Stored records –
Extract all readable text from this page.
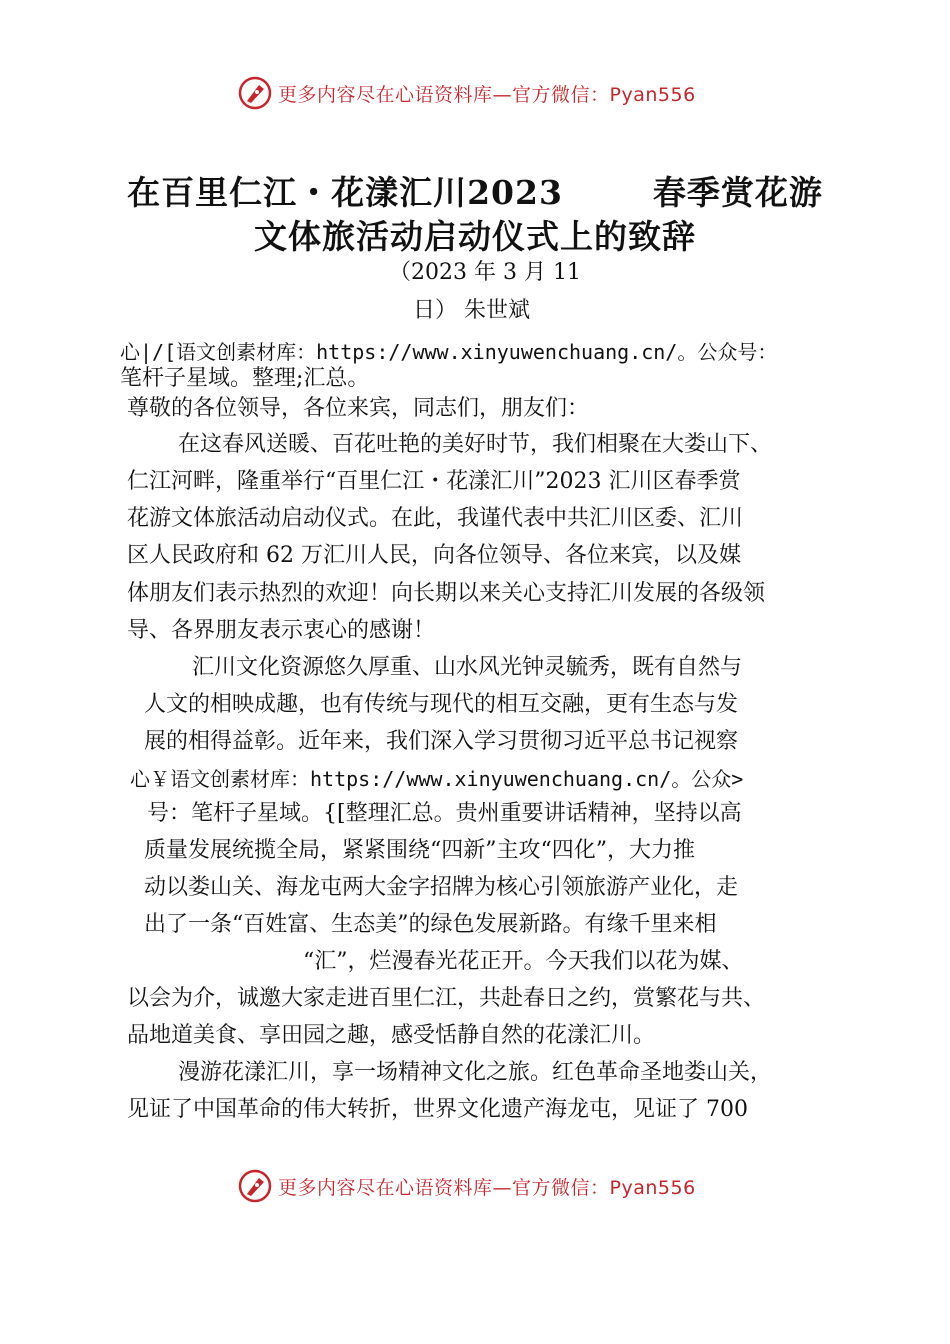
更多内容尽在心语资料库—官方微信：Pyan556
在百里仁江・花漾汇川2023	春季赏花游
文体旅活动启动仪式上的致辞
（2023 年 3 月 11
日） 朱世斌
心|/[语文创素材库：https://www.xinyuwenchuang.cn/。公众号：
笔杆子星域。整理;汇总。
尊敬的各位领导，各位来宾，同志们，朋友们：
在这春风送暖、百花吐艳的美好时节，我们相聚在大娄山下、
仁江河畔，隆重举行“百里仁江・花漾汇川”2023 汇川区春季赏
花游文体旅活动启动仪式。在此，我谨代表中共汇川区委、汇川
区人民政府和 62 万汇川人民，向各位领导、各位来宾，以及媒
体朋友们表示热烈的欢迎！向长期以来关心支持汇川发展的各级领
导、各界朋友表示衷心的感谢！
汇川文化资源悠久厚重、山水风光钟灵毓秀，既有自然与
人文的相映成趣，也有传统与现代的相互交融，更有生态与发
展的相得益彰。近年来，我们深入学习贯彻习近平总书记视察
心￥语文创素材库：https://www.xinyuwenchuang.cn/。公众>
号：笔杆子星域。{[整理汇总。贵州重要讲话精神，坚持以高
质量发展统揽全局，紧紧围绕“四新”主攻“四化”，大力推
动以娄山关、海龙屯两大金字招牌为核心引领旅游产业化，走
出了一条“百姓富、生态美”的绿色发展新路。有缘千里来相
“汇”，烂漫春光花正开。今天我们以花为媒、
以会为介，诚邀大家走进百里仁江，共赴春日之约，赏繁花与共、
品地道美食、享田园之趣，感受恬静自然的花漾汇川。
漫游花漾汇川，享一场精神文化之旅。红色革命圣地娄山关，
见证了中国革命的伟大转折，世界文化遗产海龙屯，见证了 700
更多内容尽在心语资料库—官方微信：Pyan556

TO DO –
Repeat the data exactly, without the pictures.

PROBLEM SOLUTION –
Extract all readable text from this page.
更多内容尽在心语资料库—官方微信：Pyan556
在百里仁江・花漾汇川2023	春季赏花游
文体旅活动启动仪式上的致辞
（2023 年 3 月 11
日） 朱世斌
心|/[语文创素材库：https://www.xinyuwenchuang.cn/。公众号：
笔杆子星域。整理;汇总。
尊敬的各位领导，各位来宾，同志们，朋友们：
在这春风送暖、百花吐艳的美好时节，我们相聚在大娄山下、
仁江河畔，隆重举行“百里仁江・花漾汇川”2023 汇川区春季赏
花游文体旅活动启动仪式。在此，我谨代表中共汇川区委、汇川
区人民政府和 62 万汇川人民，向各位领导、各位来宾，以及媒
体朋友们表示热烈的欢迎！向长期以来关心支持汇川发展的各级领
导、各界朋友表示衷心的感谢！
汇川文化资源悠久厚重、山水风光钟灵毓秀，既有自然与
人文的相映成趣，也有传统与现代的相互交融，更有生态与发
展的相得益彰。近年来，我们深入学习贯彻习近平总书记视察
心￥语文创素材库：https://www.xinyuwenchuang.cn/。公众>
号：笔杆子星域。{[整理汇总。贵州重要讲话精神，坚持以高
质量发展统揽全局，紧紧围绕“四新”主攻“四化”，大力推
动以娄山关、海龙屯两大金字招牌为核心引领旅游产业化，走
出了一条“百姓富、生态美”的绿色发展新路。有缘千里来相
“汇”，烂漫春光花正开。今天我们以花为媒、
以会为介，诚邀大家走进百里仁江，共赴春日之约，赏繁花与共、
品地道美食、享田园之趣，感受恬静自然的花漾汇川。
漫游花漾汇川，享一场精神文化之旅。红色革命圣地娄山关，
见证了中国革命的伟大转折，世界文化遗产海龙屯，见证了 700
更多内容尽在心语资料库—官方微信：Pyan556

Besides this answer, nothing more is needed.